Required task =>
Find the string "Washing" in the listing and report every line that has it.

*** Rows ***

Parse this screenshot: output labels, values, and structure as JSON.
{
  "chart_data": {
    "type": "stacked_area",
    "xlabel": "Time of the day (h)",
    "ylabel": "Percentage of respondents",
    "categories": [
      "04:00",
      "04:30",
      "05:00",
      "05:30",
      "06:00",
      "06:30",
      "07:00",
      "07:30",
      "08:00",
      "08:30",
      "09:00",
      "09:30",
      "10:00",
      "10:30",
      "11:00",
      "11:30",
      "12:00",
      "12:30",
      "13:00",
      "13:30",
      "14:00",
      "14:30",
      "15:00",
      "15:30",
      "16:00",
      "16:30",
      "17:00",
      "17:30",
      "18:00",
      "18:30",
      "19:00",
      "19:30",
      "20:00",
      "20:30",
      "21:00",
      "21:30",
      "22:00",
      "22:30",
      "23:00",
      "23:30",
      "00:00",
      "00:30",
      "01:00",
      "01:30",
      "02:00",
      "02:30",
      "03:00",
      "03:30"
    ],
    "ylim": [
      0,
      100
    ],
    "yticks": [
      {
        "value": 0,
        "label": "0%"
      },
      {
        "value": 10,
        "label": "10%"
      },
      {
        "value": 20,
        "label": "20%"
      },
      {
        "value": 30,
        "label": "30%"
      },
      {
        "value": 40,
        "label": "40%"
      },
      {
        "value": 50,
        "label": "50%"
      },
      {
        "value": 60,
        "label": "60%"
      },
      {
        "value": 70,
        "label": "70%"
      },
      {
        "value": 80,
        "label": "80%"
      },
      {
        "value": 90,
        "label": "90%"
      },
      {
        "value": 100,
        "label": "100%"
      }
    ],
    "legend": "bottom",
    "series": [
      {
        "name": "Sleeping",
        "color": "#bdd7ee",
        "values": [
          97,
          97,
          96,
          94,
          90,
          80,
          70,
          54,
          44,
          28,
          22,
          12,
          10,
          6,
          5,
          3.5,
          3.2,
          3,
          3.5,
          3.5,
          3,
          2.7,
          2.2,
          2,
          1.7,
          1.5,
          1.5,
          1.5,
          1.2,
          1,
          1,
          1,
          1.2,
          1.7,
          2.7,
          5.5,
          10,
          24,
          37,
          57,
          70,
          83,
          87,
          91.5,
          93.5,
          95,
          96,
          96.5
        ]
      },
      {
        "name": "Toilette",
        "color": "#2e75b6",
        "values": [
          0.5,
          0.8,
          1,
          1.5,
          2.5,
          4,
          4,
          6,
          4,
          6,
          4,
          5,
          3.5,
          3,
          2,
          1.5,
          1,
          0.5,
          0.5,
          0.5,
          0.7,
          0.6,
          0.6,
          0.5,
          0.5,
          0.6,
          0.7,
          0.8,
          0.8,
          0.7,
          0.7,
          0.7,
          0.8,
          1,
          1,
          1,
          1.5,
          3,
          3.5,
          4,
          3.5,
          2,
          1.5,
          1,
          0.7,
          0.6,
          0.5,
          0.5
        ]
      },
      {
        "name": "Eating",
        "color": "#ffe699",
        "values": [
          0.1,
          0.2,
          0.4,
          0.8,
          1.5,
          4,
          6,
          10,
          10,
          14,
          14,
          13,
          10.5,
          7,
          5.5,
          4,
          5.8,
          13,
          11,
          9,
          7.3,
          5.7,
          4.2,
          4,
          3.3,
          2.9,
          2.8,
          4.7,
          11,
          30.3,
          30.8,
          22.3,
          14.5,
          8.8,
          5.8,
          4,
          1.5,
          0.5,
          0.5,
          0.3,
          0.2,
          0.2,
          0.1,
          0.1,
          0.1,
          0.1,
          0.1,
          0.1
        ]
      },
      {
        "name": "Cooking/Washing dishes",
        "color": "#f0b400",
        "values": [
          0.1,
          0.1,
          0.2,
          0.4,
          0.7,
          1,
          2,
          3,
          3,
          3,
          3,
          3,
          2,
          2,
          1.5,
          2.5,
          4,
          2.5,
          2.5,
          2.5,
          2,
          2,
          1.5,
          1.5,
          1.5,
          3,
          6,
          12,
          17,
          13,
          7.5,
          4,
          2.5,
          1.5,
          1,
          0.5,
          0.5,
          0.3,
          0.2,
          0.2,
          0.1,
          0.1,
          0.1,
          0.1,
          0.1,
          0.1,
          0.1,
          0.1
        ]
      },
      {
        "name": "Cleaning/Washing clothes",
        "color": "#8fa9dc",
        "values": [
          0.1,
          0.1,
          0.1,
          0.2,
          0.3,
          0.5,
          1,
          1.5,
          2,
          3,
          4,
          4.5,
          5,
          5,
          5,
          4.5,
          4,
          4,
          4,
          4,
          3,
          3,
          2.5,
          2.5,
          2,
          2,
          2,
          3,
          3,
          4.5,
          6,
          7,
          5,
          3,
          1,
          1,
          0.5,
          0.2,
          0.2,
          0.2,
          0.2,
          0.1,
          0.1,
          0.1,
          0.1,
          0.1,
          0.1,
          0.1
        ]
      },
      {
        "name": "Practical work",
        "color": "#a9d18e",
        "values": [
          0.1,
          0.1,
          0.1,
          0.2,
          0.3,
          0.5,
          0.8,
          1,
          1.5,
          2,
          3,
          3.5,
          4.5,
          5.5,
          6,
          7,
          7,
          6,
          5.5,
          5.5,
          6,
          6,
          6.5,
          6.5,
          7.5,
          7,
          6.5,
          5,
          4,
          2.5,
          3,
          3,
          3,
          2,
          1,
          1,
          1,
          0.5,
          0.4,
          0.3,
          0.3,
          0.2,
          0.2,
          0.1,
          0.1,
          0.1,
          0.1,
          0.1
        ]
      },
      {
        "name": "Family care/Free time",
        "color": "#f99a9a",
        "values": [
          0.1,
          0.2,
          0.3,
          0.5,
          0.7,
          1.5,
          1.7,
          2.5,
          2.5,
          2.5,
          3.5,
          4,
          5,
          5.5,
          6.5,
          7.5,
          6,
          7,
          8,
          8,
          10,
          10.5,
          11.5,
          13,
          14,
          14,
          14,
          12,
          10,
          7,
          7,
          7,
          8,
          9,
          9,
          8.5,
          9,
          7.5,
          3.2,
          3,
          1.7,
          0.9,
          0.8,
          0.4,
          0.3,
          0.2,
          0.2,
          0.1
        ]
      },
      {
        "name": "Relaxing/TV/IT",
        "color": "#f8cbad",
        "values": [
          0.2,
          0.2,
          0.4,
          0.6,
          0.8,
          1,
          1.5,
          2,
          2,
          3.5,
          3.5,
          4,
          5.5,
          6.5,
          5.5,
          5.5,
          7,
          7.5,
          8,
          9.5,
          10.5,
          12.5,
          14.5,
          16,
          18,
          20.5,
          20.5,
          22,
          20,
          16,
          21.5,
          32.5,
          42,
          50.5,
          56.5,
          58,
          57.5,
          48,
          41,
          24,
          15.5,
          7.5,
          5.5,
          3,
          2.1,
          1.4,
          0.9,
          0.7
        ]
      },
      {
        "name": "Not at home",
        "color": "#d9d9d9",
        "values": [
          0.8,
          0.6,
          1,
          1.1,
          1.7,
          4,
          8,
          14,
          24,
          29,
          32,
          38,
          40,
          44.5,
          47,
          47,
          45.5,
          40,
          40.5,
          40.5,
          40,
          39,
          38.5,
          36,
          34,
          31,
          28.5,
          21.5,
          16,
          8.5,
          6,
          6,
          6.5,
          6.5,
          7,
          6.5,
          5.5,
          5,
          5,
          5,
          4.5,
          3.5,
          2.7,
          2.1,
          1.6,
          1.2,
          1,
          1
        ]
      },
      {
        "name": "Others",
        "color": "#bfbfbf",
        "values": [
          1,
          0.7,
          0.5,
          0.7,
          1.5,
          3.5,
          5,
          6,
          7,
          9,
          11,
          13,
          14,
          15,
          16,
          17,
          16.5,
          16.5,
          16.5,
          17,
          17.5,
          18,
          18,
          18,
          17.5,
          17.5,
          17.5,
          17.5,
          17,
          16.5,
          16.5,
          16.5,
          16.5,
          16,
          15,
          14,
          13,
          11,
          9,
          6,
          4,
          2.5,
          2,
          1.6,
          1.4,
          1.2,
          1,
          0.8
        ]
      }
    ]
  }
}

***

Reply to the task =>
        "name": "Cooking/Washing dishes",
        "name": "Cleaning/Washing clothes",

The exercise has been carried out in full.